THE REQUEST – Go over the entries below line by line, copying each one that contains the word "JSON".

■ ■ ■ ■

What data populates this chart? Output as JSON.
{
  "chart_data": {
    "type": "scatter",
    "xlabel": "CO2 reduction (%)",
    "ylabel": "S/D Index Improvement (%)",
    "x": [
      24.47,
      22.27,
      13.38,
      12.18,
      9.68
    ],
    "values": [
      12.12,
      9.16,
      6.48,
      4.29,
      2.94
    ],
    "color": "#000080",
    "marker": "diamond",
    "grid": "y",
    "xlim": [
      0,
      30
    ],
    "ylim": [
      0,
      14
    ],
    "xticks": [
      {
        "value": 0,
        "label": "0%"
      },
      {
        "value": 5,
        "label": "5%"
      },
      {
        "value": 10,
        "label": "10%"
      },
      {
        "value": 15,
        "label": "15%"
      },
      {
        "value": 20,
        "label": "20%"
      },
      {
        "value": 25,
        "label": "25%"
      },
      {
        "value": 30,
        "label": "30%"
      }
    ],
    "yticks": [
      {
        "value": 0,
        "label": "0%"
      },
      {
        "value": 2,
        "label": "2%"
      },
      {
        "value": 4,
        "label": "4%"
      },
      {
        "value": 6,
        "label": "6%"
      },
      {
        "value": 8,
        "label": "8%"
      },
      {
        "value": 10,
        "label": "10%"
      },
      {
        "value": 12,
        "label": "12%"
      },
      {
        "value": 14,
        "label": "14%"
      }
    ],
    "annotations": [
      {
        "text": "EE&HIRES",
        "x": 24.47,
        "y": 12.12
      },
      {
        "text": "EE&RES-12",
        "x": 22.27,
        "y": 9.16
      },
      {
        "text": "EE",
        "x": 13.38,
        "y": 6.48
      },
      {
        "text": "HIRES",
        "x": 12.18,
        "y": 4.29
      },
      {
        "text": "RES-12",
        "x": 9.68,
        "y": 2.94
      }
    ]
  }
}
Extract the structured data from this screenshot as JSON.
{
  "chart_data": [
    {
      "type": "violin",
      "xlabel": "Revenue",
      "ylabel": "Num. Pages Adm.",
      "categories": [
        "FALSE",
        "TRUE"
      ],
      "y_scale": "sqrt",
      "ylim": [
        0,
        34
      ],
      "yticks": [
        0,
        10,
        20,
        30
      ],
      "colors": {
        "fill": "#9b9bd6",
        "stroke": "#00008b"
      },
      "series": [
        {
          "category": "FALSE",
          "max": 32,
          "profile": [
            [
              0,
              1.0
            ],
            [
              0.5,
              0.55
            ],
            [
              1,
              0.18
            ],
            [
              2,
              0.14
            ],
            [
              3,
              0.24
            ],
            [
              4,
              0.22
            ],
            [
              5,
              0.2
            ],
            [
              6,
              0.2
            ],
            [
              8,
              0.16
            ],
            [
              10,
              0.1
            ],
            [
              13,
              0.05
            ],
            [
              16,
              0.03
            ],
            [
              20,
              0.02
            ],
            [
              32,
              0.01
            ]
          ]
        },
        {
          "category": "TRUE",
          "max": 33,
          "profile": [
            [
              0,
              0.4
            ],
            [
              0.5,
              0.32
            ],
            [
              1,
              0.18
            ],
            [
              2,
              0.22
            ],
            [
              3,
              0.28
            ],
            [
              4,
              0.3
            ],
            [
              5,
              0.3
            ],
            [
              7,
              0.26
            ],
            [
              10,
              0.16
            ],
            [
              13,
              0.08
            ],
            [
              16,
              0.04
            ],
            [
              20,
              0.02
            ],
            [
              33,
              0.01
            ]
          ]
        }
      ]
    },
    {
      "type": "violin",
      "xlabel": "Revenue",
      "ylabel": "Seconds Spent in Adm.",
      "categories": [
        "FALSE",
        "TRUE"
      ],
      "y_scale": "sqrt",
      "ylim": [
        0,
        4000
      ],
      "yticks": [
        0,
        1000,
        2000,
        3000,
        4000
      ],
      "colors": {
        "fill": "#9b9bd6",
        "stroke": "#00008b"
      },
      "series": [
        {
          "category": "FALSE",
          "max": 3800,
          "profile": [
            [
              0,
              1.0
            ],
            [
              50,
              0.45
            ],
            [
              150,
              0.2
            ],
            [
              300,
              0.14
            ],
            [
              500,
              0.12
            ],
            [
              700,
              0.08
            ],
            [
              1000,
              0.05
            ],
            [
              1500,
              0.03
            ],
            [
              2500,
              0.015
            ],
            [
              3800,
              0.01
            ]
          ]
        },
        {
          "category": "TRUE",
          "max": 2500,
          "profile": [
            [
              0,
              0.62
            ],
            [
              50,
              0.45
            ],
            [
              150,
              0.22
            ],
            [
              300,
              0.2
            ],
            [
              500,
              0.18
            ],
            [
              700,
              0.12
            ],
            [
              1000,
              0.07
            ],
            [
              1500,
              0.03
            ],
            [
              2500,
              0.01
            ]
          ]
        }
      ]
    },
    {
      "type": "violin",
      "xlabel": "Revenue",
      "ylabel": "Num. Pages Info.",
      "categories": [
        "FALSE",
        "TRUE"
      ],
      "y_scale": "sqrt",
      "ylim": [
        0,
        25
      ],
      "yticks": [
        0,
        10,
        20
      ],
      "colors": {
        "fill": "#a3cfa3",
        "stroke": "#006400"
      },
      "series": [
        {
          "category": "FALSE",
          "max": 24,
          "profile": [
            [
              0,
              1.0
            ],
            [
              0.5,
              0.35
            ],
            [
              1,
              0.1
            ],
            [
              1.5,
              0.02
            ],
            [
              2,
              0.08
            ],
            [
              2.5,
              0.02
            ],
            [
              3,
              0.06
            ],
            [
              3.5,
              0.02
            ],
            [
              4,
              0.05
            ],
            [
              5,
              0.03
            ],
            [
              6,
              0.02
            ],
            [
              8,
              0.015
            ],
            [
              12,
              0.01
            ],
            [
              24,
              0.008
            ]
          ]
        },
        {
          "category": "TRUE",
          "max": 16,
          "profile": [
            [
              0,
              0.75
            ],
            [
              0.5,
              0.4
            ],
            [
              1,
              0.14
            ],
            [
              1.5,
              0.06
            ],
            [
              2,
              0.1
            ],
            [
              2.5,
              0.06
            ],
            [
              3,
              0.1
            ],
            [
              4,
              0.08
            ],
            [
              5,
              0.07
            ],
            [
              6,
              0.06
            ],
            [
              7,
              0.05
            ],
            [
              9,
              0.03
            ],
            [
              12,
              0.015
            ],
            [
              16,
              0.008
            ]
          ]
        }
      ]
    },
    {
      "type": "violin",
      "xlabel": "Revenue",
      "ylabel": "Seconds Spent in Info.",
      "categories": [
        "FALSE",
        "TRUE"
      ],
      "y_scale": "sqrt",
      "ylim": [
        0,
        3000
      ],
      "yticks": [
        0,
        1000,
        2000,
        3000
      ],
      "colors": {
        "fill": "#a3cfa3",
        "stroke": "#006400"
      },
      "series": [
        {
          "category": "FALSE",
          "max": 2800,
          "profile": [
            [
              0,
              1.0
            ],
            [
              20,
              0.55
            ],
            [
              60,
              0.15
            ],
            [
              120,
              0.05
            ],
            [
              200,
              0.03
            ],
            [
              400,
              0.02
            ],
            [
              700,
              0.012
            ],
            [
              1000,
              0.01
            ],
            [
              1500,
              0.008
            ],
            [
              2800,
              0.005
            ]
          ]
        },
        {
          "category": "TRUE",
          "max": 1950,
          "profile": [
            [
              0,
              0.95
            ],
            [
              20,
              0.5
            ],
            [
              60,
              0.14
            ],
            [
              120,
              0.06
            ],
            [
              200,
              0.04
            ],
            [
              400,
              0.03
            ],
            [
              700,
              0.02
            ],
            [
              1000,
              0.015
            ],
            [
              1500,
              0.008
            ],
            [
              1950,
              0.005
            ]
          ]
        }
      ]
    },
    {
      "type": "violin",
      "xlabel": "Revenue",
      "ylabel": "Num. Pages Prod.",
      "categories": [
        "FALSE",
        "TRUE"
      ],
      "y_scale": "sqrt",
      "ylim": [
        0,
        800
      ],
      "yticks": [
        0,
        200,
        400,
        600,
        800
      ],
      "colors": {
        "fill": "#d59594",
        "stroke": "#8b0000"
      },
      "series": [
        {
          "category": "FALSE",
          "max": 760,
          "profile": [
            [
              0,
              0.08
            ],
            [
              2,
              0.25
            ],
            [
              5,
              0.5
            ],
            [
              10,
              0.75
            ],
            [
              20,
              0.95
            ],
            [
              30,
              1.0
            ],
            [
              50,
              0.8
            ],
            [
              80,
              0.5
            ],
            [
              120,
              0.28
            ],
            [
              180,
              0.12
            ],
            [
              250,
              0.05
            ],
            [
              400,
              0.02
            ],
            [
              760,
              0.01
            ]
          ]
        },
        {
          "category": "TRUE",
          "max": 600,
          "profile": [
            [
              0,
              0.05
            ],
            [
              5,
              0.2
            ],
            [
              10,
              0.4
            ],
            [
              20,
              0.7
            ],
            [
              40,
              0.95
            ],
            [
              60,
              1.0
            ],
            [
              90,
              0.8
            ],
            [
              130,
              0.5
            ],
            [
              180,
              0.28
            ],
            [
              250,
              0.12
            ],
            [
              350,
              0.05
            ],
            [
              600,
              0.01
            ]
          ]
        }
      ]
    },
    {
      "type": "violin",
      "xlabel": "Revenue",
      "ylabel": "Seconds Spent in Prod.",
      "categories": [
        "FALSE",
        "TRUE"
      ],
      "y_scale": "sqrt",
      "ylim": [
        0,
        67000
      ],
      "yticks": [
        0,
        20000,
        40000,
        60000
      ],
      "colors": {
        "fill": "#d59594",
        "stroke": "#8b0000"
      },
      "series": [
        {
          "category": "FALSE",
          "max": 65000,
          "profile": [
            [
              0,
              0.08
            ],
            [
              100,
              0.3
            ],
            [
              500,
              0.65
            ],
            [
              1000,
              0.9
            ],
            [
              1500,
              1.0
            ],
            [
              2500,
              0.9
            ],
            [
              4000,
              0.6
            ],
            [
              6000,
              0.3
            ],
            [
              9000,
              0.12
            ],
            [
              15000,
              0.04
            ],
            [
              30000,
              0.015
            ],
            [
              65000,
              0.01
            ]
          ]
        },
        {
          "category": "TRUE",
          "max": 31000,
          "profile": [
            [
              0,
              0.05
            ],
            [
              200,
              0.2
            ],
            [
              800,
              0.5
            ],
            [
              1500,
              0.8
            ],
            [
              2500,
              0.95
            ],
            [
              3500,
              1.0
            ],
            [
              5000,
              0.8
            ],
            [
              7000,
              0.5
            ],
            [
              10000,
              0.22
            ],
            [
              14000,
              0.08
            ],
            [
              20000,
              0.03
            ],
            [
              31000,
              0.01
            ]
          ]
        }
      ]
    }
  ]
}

■ ■ ■ ■

FINISHED EXERCISE –
What data populates this chart? Output as JSON.
Extract the structured data from this screenshot as JSON.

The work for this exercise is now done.